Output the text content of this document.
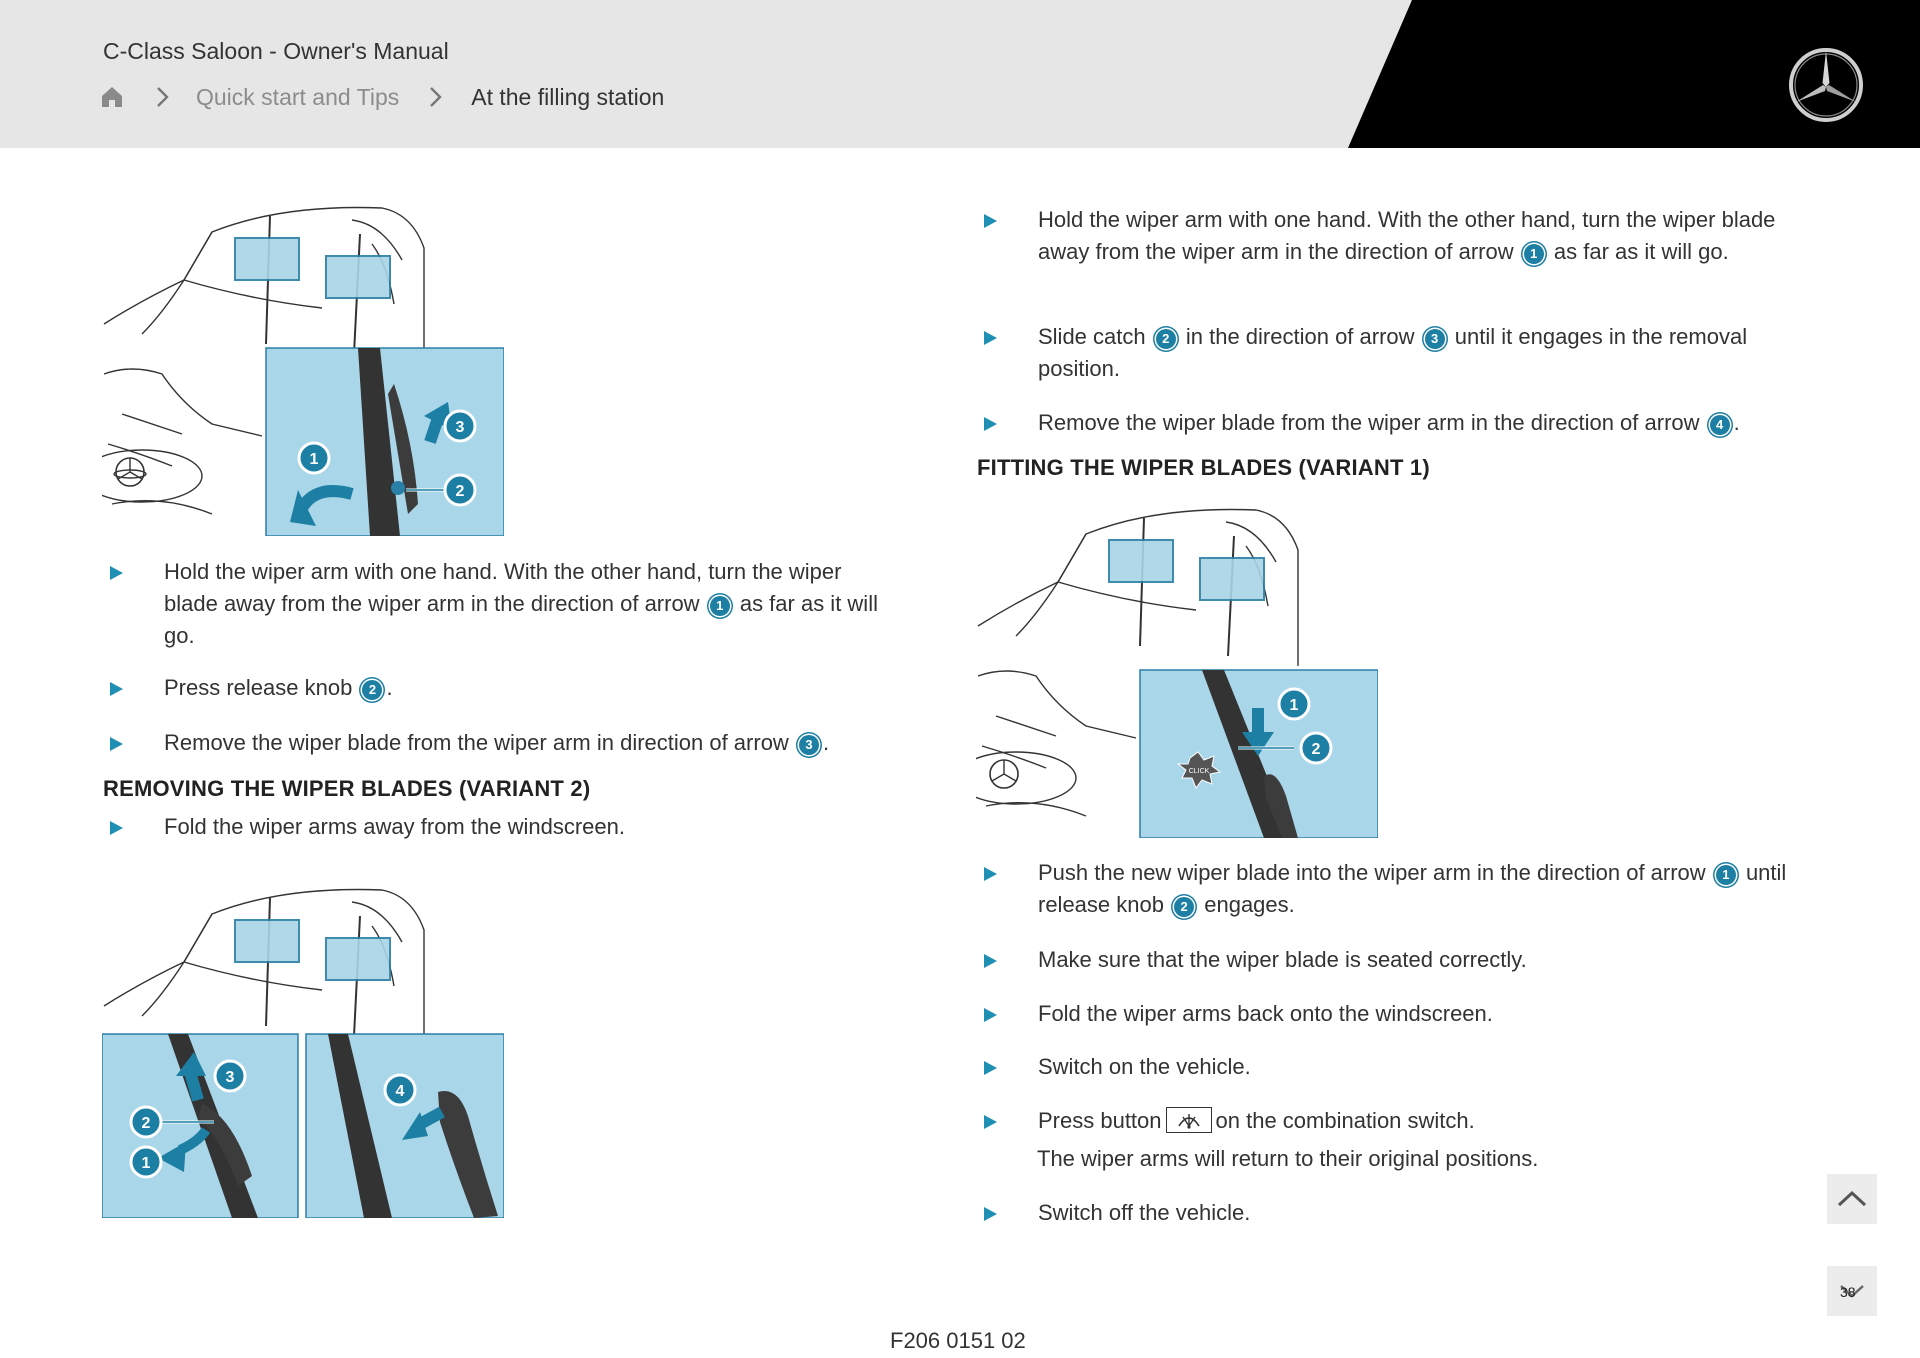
C-Class Saloon - Owner's Manual
Quick start and Tips	At the filling station
1
2
3
Hold the wiper arm with one hand. With the other hand, turn the wiper blade away from the wiper arm in the direction of arrow 1 as far as it will go.
Press release knob 2 .
Remove the wiper blade from the wiper arm in direction of arrow 3 .
REMOVING THE WIPER BLADES (VARIANT 2)
Fold the wiper arms away from the windscreen.
1
2
3
4
Hold the wiper arm with one hand. With the other hand, turn the wiper blade away from the wiper arm in the direction of arrow 1 as far as it will go.
Slide catch 2 in the direction of arrow 3 until it engages in the removal position.
Remove the wiper blade from the wiper arm in the direction of arrow 4 .
FITTING THE WIPER BLADES (VARIANT 1)
CLICK
1
2
Push the new wiper blade into the wiper arm in the direction of arrow 1 until release knob 2 engages.
Make sure that the wiper blade is seated correctly.
Fold the wiper arms back onto the windscreen.
Switch on the vehicle.
Press button on the combination switch.
The wiper arms will return to their original positions.
Switch off the vehicle.
38
F206 0151 02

Problem to work on >> Copy each line of the listing that holds the word "arms".

Output for this exercise >>
Fold the wiper arms away from the windscreen.
Fold the wiper arms back onto the windscreen.
The wiper arms will return to their original positions.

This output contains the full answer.